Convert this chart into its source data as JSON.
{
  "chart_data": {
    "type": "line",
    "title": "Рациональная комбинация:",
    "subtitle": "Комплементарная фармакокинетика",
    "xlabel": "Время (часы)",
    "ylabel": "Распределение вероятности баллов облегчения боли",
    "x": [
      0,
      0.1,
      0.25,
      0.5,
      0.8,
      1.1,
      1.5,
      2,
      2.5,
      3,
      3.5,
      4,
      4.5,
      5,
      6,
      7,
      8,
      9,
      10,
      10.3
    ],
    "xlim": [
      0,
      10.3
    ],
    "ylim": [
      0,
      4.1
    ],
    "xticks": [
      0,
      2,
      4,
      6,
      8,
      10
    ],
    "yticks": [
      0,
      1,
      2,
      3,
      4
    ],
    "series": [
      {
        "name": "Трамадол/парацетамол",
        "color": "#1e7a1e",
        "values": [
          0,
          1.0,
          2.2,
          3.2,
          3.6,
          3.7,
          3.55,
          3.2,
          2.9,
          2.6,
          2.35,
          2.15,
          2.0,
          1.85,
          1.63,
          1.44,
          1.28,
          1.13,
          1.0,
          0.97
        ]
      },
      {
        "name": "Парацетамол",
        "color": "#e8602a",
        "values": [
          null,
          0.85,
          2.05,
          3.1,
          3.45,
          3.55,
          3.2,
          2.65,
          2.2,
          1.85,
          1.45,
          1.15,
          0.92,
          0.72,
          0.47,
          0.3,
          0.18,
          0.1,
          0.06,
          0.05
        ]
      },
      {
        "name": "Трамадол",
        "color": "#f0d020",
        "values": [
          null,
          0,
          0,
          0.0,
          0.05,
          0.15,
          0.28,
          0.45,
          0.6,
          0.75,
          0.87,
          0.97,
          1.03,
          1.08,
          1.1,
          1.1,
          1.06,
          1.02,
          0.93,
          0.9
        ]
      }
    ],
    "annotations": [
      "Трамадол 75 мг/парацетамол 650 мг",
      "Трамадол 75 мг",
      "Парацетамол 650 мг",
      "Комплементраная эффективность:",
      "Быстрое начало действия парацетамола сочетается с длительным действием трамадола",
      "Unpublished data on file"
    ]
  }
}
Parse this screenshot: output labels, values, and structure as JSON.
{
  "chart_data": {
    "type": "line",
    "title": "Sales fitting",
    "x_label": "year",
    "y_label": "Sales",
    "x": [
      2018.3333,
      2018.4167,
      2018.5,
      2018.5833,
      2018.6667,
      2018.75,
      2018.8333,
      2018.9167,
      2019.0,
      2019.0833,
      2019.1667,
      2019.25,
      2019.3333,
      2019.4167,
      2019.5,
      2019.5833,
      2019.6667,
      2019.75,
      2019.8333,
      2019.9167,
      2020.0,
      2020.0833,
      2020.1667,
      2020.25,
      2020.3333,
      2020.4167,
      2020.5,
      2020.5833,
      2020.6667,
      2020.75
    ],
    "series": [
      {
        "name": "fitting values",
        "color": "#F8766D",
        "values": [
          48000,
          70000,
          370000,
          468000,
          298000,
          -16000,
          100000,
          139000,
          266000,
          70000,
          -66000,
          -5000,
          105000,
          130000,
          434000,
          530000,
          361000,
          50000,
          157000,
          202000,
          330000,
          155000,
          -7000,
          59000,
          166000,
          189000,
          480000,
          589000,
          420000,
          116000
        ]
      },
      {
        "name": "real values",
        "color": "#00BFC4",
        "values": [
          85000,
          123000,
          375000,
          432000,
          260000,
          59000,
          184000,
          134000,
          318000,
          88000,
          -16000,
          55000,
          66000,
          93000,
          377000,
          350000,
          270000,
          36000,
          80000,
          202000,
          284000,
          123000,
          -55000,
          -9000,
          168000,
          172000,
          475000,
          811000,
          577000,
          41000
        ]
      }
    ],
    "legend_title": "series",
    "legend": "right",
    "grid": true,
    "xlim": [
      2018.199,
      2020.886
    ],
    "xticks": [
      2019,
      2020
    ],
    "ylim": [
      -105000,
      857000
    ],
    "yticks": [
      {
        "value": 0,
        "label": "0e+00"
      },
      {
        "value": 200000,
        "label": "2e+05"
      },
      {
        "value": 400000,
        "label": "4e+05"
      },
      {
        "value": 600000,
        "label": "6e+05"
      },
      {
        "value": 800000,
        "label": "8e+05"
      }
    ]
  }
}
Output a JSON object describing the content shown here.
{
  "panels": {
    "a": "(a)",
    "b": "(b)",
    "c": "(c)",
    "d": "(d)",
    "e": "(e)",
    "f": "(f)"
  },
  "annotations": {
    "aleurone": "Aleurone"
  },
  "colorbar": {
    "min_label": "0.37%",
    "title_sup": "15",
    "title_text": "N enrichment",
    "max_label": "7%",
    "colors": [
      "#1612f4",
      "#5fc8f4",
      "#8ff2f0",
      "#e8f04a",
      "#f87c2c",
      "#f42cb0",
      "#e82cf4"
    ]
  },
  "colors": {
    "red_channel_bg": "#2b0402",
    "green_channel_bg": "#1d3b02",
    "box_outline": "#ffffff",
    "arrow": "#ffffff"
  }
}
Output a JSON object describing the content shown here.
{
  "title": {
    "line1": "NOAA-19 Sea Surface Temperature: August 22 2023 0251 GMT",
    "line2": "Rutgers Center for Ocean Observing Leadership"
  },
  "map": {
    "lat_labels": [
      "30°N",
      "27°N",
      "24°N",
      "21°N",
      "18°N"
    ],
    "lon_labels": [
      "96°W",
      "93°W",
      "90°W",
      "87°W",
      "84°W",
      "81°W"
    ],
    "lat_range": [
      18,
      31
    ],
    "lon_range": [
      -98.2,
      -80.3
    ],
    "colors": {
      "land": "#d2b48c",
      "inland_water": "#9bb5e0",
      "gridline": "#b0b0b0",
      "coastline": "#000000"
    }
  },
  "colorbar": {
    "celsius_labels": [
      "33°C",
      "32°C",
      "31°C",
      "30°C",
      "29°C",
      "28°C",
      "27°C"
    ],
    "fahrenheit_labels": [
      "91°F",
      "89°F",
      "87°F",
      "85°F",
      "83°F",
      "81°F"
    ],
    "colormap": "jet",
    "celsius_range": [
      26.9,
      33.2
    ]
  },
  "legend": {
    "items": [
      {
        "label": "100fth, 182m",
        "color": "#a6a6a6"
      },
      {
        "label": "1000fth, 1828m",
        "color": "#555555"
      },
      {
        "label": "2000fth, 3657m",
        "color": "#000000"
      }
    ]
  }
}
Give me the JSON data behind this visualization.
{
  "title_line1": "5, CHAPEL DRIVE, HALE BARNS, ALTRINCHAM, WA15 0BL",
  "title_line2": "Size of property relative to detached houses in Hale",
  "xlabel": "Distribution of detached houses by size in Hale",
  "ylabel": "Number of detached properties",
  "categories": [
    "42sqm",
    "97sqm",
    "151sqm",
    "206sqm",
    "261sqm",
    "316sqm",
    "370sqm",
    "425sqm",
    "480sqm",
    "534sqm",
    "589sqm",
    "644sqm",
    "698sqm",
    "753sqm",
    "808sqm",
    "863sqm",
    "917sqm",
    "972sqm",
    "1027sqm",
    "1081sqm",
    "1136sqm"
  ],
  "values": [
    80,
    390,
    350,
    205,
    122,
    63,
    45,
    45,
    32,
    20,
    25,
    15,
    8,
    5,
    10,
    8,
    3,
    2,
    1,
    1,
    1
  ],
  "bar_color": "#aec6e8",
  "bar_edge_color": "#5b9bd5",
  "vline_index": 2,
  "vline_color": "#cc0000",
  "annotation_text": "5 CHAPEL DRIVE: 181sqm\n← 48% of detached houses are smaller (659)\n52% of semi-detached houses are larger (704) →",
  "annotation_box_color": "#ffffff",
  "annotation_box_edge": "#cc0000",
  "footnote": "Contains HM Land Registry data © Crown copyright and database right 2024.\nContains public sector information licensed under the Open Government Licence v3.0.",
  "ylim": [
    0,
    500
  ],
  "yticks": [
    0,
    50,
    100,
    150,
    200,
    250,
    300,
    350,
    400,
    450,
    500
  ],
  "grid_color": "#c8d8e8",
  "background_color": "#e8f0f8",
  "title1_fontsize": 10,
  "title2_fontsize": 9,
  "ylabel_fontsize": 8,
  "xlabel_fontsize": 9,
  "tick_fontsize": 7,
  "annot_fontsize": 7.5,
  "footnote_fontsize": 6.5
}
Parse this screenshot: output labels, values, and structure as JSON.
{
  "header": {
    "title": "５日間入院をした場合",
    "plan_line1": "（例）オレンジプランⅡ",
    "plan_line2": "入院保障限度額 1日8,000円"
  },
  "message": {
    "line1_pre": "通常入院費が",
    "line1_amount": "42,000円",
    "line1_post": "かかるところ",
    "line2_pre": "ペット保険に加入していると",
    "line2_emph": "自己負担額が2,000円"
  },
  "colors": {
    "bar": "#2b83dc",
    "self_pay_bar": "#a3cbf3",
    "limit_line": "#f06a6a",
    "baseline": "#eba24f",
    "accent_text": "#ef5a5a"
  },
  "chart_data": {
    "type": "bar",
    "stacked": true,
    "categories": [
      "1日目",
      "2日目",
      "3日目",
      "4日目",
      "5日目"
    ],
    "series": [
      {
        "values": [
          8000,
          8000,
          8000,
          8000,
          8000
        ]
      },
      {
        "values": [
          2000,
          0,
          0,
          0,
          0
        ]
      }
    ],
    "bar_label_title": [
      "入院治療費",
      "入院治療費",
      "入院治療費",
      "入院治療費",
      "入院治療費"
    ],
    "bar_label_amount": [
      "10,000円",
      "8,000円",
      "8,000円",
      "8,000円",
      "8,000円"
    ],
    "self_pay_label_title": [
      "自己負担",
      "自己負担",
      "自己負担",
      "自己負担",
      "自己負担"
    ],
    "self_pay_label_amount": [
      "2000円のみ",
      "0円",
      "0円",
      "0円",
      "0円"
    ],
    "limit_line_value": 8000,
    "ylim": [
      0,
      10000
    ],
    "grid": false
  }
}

────────────────────

WHAT YOU NEED TO DO - Pick out the lines containing the string "fitting".

REPLY -
    "title": "Sales fitting",
        "name": "fitting values",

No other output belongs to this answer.